**Request:** Work through the data and report how many lines include the string "Nubes", giving the number alone.

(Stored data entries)

▽

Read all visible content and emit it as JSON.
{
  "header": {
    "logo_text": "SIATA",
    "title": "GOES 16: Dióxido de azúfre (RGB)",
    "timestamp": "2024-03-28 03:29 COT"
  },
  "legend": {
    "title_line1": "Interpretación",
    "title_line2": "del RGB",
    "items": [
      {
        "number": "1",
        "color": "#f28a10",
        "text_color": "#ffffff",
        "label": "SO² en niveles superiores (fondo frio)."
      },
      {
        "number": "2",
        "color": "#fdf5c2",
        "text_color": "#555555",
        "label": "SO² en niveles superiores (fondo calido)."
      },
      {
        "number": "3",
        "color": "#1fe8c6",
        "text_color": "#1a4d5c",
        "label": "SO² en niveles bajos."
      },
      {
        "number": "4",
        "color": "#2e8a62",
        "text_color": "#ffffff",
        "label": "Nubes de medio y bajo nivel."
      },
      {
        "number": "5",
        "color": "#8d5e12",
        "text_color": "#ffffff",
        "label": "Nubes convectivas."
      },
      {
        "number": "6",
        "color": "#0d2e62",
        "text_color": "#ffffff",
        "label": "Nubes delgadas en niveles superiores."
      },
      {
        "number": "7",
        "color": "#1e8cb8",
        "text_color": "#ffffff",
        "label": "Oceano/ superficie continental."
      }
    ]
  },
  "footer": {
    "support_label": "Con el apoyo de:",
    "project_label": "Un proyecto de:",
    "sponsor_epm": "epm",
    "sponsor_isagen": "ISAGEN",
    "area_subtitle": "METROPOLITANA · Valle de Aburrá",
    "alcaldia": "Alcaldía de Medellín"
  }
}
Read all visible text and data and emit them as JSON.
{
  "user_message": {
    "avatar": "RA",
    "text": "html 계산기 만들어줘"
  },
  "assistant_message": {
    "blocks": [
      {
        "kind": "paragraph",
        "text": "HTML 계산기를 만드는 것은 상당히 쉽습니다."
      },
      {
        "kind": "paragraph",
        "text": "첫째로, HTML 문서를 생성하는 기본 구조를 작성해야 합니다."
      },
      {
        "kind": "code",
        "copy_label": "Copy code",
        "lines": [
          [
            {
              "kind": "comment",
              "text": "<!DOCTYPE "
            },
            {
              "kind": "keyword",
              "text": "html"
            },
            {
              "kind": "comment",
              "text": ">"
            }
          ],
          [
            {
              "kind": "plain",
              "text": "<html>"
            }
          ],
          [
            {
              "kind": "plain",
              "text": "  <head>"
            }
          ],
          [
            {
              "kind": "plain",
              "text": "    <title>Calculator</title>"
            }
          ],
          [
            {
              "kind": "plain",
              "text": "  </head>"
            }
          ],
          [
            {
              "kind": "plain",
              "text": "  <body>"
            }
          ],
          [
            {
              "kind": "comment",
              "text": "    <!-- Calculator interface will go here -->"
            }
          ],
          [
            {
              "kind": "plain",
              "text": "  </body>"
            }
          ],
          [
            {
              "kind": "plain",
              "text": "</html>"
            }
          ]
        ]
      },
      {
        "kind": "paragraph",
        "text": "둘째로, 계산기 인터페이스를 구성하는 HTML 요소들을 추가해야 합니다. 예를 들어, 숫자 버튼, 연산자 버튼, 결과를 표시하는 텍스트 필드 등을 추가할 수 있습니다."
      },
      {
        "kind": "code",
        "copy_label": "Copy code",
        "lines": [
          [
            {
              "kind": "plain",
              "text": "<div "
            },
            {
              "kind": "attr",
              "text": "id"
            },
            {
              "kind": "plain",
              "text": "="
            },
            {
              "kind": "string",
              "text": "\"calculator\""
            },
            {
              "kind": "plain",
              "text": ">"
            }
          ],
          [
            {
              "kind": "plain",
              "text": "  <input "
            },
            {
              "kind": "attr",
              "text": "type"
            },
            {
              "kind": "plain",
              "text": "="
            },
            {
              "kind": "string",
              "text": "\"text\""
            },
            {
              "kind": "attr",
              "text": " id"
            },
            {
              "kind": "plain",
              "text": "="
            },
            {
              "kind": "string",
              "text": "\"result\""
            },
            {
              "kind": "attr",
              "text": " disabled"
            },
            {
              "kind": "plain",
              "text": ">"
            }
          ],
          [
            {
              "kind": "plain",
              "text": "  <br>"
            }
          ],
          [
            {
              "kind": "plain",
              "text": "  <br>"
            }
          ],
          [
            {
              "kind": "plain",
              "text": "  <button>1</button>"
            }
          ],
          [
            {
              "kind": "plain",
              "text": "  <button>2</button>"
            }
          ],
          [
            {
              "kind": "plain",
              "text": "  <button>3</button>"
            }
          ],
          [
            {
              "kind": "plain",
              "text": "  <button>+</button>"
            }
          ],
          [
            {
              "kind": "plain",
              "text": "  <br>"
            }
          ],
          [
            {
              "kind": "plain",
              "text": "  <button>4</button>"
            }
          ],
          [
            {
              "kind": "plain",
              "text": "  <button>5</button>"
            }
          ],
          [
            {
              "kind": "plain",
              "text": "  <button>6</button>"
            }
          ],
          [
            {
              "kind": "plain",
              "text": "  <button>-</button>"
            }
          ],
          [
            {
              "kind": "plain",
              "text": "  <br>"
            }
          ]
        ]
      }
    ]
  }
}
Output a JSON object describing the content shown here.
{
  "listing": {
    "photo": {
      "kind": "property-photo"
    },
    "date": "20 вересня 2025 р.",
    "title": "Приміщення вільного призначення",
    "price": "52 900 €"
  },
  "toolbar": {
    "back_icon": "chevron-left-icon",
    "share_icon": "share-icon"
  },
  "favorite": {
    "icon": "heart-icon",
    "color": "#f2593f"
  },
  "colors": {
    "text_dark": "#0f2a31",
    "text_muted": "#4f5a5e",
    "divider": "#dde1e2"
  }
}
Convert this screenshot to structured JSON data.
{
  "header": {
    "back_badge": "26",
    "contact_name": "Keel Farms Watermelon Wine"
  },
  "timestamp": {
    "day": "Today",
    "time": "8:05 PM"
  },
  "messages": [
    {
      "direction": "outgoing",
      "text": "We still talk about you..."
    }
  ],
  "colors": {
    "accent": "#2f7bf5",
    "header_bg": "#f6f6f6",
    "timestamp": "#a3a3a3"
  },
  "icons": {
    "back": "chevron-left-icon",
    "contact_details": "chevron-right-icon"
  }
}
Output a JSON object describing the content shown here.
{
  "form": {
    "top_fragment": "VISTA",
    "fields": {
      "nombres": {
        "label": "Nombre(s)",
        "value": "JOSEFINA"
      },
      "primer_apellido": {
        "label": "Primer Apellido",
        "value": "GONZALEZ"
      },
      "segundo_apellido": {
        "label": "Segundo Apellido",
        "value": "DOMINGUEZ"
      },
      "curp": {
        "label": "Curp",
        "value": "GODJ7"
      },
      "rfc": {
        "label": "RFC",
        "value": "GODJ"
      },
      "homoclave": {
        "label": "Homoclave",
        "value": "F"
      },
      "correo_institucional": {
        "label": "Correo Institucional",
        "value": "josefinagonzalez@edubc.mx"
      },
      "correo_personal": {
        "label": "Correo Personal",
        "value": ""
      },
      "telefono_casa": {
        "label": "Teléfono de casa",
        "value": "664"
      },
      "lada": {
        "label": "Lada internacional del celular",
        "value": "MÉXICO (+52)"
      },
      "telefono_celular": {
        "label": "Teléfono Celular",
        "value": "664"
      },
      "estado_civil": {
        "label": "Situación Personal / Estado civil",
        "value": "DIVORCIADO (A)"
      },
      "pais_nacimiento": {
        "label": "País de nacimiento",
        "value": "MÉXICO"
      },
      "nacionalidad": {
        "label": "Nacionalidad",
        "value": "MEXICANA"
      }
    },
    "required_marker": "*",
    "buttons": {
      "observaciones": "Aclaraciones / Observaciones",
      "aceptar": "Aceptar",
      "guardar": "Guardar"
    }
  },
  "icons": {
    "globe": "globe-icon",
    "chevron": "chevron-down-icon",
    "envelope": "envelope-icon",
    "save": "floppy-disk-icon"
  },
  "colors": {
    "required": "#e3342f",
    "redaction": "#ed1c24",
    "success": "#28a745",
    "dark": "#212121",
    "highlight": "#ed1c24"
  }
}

△

**Written answer:** 3